Task statement
Copy out the listing that follows, exactly, without its pictures.

Records for this task
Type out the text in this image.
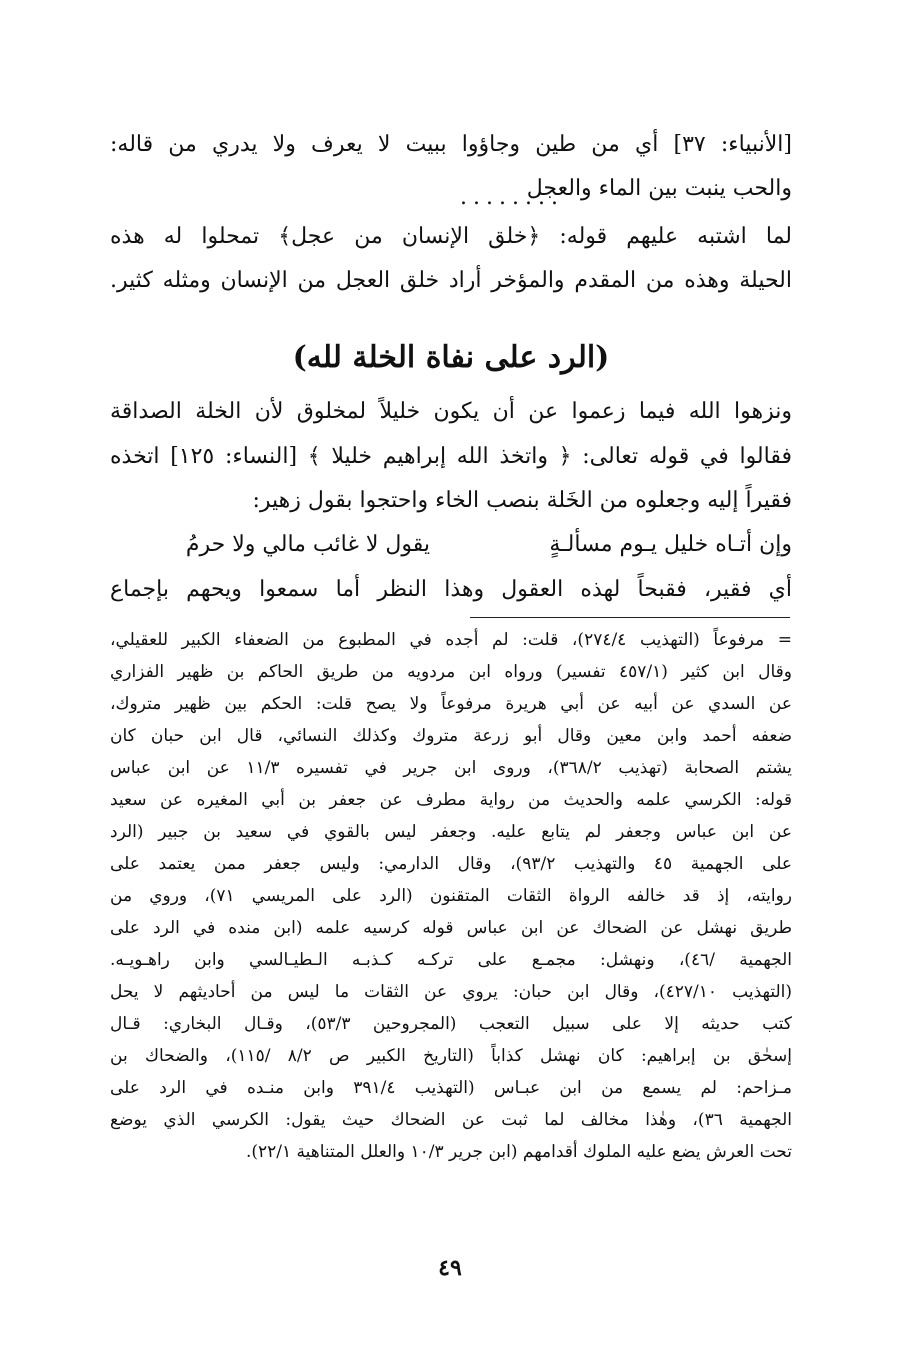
[الأنبياء: ٣٧] أي من طين وجاؤوا ببيت لا يعرف ولا يدري من قاله:
........
والحب ينبت بين الماء والعجل
لما اشتبه عليهم قوله: ﴿خلق الإنسان من عجل﴾ تمحلوا له هذه
الحيلة وهذه من المقدم والمؤخر أراد خلق العجل من الإنسان ومثله كثير.
(الرد على نفاة الخلة لله)
ونزهوا الله فيما زعموا عن أن يكون خليلاً لمخلوق لأن الخلة الصداقة
فقالوا في قوله تعالى: ﴿ واتخذ الله إبراهيم خليلا ﴾ [النساء: ١٢٥] اتخذه
فقيراً إليه وجعلوه من الخَلة بنصب الخاء واحتجوا بقول زهير:
وإن أتـاه خليل يـوم مسألـةٍ
يقول لا غائب مالي ولا حرمُ
أي فقير، فقبحاً لهذه العقول وهذا النظر أما سمعوا ويحهم بإجماع
= مرفوعاً (التهذيب ٢٧٤/٤)، قلت: لم أجده في المطبوع من الضعفاء الكبير للعقيلي،
وقال ابن كثير (٤٥٧/١ تفسير) ورواه ابن مردويه من طريق الحاكم بن ظهير الفزاري
عن السدي عن أبيه عن أبي هريرة مرفوعاً ولا يصح قلت: الحكم بين ظهير متروك،
ضعفه أحمد وابن معين وقال أبو زرعة متروك وكذلك النسائي، قال ابن حبان كان
يشتم الصحابة (تهذيب ٣٦٨/٢)، وروى ابن جرير في تفسيره ١١/٣ عن ابن عباس
قوله: الكرسي علمه والحديث من رواية مطرف عن جعفر بن أبي المغيره عن سعيد
عن ابن عباس وجعفر لم يتابع عليه. وجعفر ليس بالقوي في سعيد بن جبير (الرد
على الجهمية ٤٥ والتهذيب ٩٣/٢)، وقال الدارمي: وليس جعفر ممن يعتمد على
روايته، إذ قد خالفه الرواة الثقات المتقنون (الرد على المريسي ٧١)، وروي من
طريق نهشل عن الضحاك عن ابن عباس قوله كرسيه علمه (ابن منده في الرد على
الجهمية /٤٦)، ونهشل: مجمـع على تركـه كـذبـه الـطيـالسي وابن راهـويـه.
(التهذيب ٤٢٧/١٠)، وقال ابن حبان: يروي عن الثقات ما ليس من أحاديثهم لا يحل
كتب حديثه إلا على سبيل التعجب (المجروحين ٥٣/٣)، وقـال البخاري: قـال
إسحٰق بن إبراهيم: كان نهشل كذاباً (التاريخ الكبير ص ٨/٢ /١١٥)، والضحاك بن
مـزاحم: لم يسمع من ابن عبـاس (التهذيب ٣٩١/٤ وابن منـده في الرد على
الجهمية ٣٦)، وهٰذا مخالف لما ثبت عن الضحاك حيث يقول: الكرسي الذي يوضع
تحت العرش يضع عليه الملوك أقدامهم (ابن جرير ١٠/٣ والعلل المتناهية ٢٢/١).
٤٩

Expected output
Type out the text in this image.
[الأنبياء: ٣٧] أي من طين وجاؤوا ببيت لا يعرف ولا يدري من قاله:
........
والحب ينبت بين الماء والعجل
لما اشتبه عليهم قوله: ﴿خلق الإنسان من عجل﴾ تمحلوا له هذه
الحيلة وهذه من المقدم والمؤخر أراد خلق العجل من الإنسان ومثله كثير.
(الرد على نفاة الخلة لله)
ونزهوا الله فيما زعموا عن أن يكون خليلاً لمخلوق لأن الخلة الصداقة
فقالوا في قوله تعالى: ﴿ واتخذ الله إبراهيم خليلا ﴾ [النساء: ١٢٥] اتخذه
فقيراً إليه وجعلوه من الخَلة بنصب الخاء واحتجوا بقول زهير:
وإن أتـاه خليل يـوم مسألـةٍ
يقول لا غائب مالي ولا حرمُ
أي فقير، فقبحاً لهذه العقول وهذا النظر أما سمعوا ويحهم بإجماع
= مرفوعاً (التهذيب ٢٧٤/٤)، قلت: لم أجده في المطبوع من الضعفاء الكبير للعقيلي،
وقال ابن كثير (٤٥٧/١ تفسير) ورواه ابن مردويه من طريق الحاكم بن ظهير الفزاري
عن السدي عن أبيه عن أبي هريرة مرفوعاً ولا يصح قلت: الحكم بين ظهير متروك،
ضعفه أحمد وابن معين وقال أبو زرعة متروك وكذلك النسائي، قال ابن حبان كان
يشتم الصحابة (تهذيب ٣٦٨/٢)، وروى ابن جرير في تفسيره ١١/٣ عن ابن عباس
قوله: الكرسي علمه والحديث من رواية مطرف عن جعفر بن أبي المغيره عن سعيد
عن ابن عباس وجعفر لم يتابع عليه. وجعفر ليس بالقوي في سعيد بن جبير (الرد
على الجهمية ٤٥ والتهذيب ٩٣/٢)، وقال الدارمي: وليس جعفر ممن يعتمد على
روايته، إذ قد خالفه الرواة الثقات المتقنون (الرد على المريسي ٧١)، وروي من
طريق نهشل عن الضحاك عن ابن عباس قوله كرسيه علمه (ابن منده في الرد على
الجهمية /٤٦)، ونهشل: مجمـع على تركـه كـذبـه الـطيـالسي وابن راهـويـه.
(التهذيب ٤٢٧/١٠)، وقال ابن حبان: يروي عن الثقات ما ليس من أحاديثهم لا يحل
كتب حديثه إلا على سبيل التعجب (المجروحين ٥٣/٣)، وقـال البخاري: قـال
إسحٰق بن إبراهيم: كان نهشل كذاباً (التاريخ الكبير ص ٨/٢ /١١٥)، والضحاك بن
مـزاحم: لم يسمع من ابن عبـاس (التهذيب ٣٩١/٤ وابن منـده في الرد على
الجهمية ٣٦)، وهٰذا مخالف لما ثبت عن الضحاك حيث يقول: الكرسي الذي يوضع
تحت العرش يضع عليه الملوك أقدامهم (ابن جرير ١٠/٣ والعلل المتناهية ٢٢/١).
٤٩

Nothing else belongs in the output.